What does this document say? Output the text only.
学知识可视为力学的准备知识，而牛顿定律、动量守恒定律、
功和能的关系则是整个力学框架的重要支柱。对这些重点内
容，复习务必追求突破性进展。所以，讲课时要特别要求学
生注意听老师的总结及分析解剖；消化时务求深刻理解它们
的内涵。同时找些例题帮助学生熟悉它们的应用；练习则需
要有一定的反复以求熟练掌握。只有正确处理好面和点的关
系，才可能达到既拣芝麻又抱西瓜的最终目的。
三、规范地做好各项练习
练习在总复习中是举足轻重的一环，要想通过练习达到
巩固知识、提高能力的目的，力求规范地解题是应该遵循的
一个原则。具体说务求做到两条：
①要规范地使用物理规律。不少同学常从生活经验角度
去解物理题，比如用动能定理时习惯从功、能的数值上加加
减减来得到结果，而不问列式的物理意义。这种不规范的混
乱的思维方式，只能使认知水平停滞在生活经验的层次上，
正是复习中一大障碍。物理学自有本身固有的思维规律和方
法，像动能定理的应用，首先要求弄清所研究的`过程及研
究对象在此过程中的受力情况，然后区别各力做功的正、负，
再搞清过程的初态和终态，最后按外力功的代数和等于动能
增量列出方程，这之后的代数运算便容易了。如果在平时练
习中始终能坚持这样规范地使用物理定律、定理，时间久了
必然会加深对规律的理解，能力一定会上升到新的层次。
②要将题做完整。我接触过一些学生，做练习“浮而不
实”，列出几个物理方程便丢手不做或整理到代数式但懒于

= = = =

EXERCISE PROMPT: Each line must be given again exactly as written above.

COMPLETED EXERCISE:
What does this document say? Output the text only.
学知识可视为力学的准备知识，而牛顿定律、动量守恒定律、
功和能的关系则是整个力学框架的重要支柱。对这些重点内
容，复习务必追求突破性进展。所以，讲课时要特别要求学
生注意听老师的总结及分析解剖；消化时务求深刻理解它们
的内涵。同时找些例题帮助学生熟悉它们的应用；练习则需
要有一定的反复以求熟练掌握。只有正确处理好面和点的关
系，才可能达到既拣芝麻又抱西瓜的最终目的。
三、规范地做好各项练习
练习在总复习中是举足轻重的一环，要想通过练习达到
巩固知识、提高能力的目的，力求规范地解题是应该遵循的
一个原则。具体说务求做到两条：
①要规范地使用物理规律。不少同学常从生活经验角度
去解物理题，比如用动能定理时习惯从功、能的数值上加加
减减来得到结果，而不问列式的物理意义。这种不规范的混
乱的思维方式，只能使认知水平停滞在生活经验的层次上，
正是复习中一大障碍。物理学自有本身固有的思维规律和方
法，像动能定理的应用，首先要求弄清所研究的`过程及研
究对象在此过程中的受力情况，然后区别各力做功的正、负，
再搞清过程的初态和终态，最后按外力功的代数和等于动能
增量列出方程，这之后的代数运算便容易了。如果在平时练
习中始终能坚持这样规范地使用物理定律、定理，时间久了
必然会加深对规律的理解，能力一定会上升到新的层次。
②要将题做完整。我接触过一些学生，做练习“浮而不
实”，列出几个物理方程便丢手不做或整理到代数式但懒于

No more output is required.